__Data provided__.

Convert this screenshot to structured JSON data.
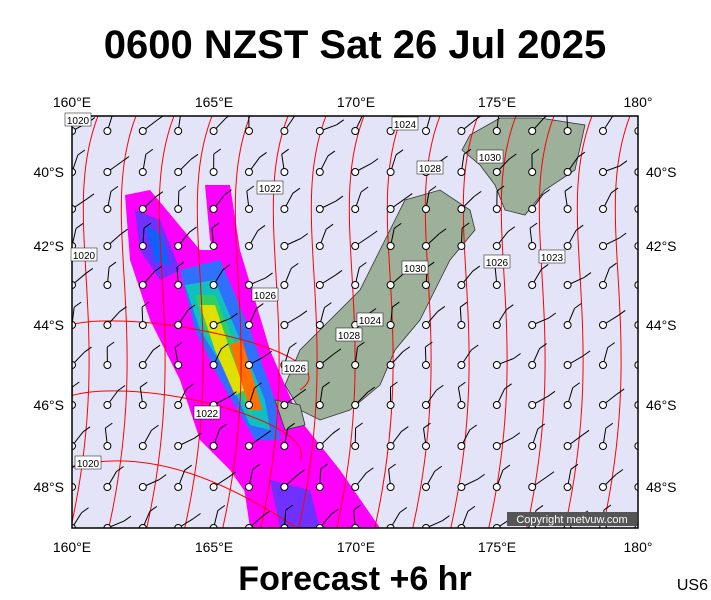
{
  "header": {
    "title": "0600 NZST Sat 26 Jul 2025"
  },
  "map": {
    "lon_labels": [
      "160°E",
      "165°E",
      "170°E",
      "175°E",
      "180°"
    ],
    "lat_labels": [
      "40°S",
      "42°S",
      "44°S",
      "46°S",
      "48°S"
    ],
    "isobar_labels": [
      "1020",
      "1022",
      "1024",
      "1026",
      "1028",
      "1030",
      "1030",
      "1026",
      "1023",
      "1022",
      "1020",
      "1026",
      "1028",
      "1024",
      "1020"
    ],
    "copyright": "Copyright metvuw.com"
  },
  "footer": {
    "forecast": "Forecast +6 hr",
    "code": "US6"
  }
}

__Task requirements__.
Copy the material above exactly and drop the pictures.

__In response__.
Convert this screenshot to structured JSON data.
{
  "header": {
    "title": "0600 NZST Sat 26 Jul 2025"
  },
  "map": {
    "lon_labels": [
      "160°E",
      "165°E",
      "170°E",
      "175°E",
      "180°"
    ],
    "lat_labels": [
      "40°S",
      "42°S",
      "44°S",
      "46°S",
      "48°S"
    ],
    "isobar_labels": [
      "1020",
      "1022",
      "1024",
      "1026",
      "1028",
      "1030",
      "1030",
      "1026",
      "1023",
      "1022",
      "1020",
      "1026",
      "1028",
      "1024",
      "1020"
    ],
    "copyright": "Copyright metvuw.com"
  },
  "footer": {
    "forecast": "Forecast +6 hr",
    "code": "US6"
  }
}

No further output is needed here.